Long story short: "push to talk" technology was beat out by "texting", I gave into the teenage craze and took up texting, lot's more motor vehicle accidents have been caused, and 3G technology was born. 3G could piggy- back on 2G antennas, which was convenient, however the carriers soon found that their antennas and coaxial cables and equipment were being over-loaded by text-crazy customers using a confusing, barely audible texting language. New cost plans were developed, new marketing strategies were pushed, and Sprint was left with a billion-dollar gamble that faded away.

3G technology did not need new antennas, for the most part. Most of the 3G upgrades were accomplished with simple equipment swaps and additions. In some cases, antennas were swapped out, either for dual-band or quad-band antennas. Carriers, such as Verizon, started embracing the SMS revolution and provided carriers with "VCast" technology, or the ability to stream live audio and video. It was money in the bank for AT&T and Verizon. Their networks were already in place and able to handle the data. Best of all, they could charge more for data usage. Sprint limped along, but found themselves lagging behind now in overall coverage. They began marketing more towards urban users, much like the newer cell companies entering the market: T-Mobile, Cricket, and Cingular. These companies could do simple 2G and 3G installs with minimal cost and impact, while avoiding covering rural areas by not installing 1G antennas or equipment. One work-around that they used was leasing tower space and usage from competitive carriers. For example, if you had a T- Mobile phone, but were out in the middle of Kansas where they did not have a tower install, you could use your phone by using a nearby Sprint tower. You didn't have to consciously make this effort, your phone did this automatically, and you didn't have to worry a bit. That is, until your monthly bill came and you noticed the infuriating line item labeled, "Roaming Charges".

◆ Extracted records

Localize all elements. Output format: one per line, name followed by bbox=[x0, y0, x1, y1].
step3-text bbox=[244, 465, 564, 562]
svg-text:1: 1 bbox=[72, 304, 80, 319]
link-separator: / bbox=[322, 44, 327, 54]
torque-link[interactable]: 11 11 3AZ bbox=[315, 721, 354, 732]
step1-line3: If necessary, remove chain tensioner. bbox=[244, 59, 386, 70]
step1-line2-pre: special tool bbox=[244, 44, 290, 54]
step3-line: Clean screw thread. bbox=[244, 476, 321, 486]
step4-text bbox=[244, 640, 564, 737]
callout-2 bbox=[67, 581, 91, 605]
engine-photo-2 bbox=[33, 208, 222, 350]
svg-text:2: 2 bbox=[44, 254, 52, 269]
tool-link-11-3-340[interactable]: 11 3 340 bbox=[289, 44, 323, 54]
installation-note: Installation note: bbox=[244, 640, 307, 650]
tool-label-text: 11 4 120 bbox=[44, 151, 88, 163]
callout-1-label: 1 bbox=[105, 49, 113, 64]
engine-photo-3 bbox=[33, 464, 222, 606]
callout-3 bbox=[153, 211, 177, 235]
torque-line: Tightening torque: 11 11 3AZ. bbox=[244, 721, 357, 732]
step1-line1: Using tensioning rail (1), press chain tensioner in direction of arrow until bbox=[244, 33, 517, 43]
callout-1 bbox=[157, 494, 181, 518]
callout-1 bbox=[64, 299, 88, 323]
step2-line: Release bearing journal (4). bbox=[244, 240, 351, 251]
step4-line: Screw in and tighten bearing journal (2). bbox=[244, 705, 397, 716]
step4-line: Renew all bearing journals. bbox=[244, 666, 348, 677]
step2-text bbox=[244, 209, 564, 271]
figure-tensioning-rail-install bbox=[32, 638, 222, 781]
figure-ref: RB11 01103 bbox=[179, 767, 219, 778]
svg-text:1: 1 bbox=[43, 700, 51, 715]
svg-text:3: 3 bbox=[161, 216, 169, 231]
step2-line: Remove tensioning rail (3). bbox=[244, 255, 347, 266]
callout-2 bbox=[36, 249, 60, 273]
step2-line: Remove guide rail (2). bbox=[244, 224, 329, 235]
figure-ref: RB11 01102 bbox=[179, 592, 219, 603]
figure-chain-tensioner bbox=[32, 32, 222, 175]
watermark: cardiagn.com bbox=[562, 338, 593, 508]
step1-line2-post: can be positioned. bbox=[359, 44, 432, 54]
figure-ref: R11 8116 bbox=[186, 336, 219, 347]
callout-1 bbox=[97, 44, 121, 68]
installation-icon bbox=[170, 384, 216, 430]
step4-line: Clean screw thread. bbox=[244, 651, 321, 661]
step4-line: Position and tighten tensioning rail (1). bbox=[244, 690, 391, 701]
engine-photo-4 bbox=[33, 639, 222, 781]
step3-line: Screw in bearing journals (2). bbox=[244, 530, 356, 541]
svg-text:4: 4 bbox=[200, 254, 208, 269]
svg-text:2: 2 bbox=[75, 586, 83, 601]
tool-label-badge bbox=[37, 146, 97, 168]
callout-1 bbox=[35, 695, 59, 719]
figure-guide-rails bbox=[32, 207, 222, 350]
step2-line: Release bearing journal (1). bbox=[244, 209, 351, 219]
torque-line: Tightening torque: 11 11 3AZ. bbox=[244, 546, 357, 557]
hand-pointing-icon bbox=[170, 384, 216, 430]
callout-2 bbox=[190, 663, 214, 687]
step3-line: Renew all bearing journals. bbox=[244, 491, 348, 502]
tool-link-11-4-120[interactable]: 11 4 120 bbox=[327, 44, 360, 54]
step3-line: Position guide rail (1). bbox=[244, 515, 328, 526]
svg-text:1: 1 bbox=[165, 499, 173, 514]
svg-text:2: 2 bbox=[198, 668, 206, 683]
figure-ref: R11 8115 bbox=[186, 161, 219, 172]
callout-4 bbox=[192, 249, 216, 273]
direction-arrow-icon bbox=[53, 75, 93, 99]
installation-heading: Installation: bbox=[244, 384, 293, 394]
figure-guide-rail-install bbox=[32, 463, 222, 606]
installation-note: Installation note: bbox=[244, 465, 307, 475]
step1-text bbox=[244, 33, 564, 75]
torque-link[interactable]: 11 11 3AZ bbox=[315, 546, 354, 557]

◆ Task details
Decide whether each statement agrees with the excerpt on 3G cell technology, answering yes or no and quoting the deciding words. (a) Most 3G upgrades required carriers to install new antennas. (b) Sprint began marketing more toward urban users. (c) A T-Mobile user in an area without a T-Mobile tower had to switch to a Sprint tower manually.

◆ Written response
(a) No: "3G technology did not need new antennas, for the most part."
(b) Yes: "They began marketing more towards urban users"
(c) No: "You didn't have to consciously make this effort, your phone did this automatically"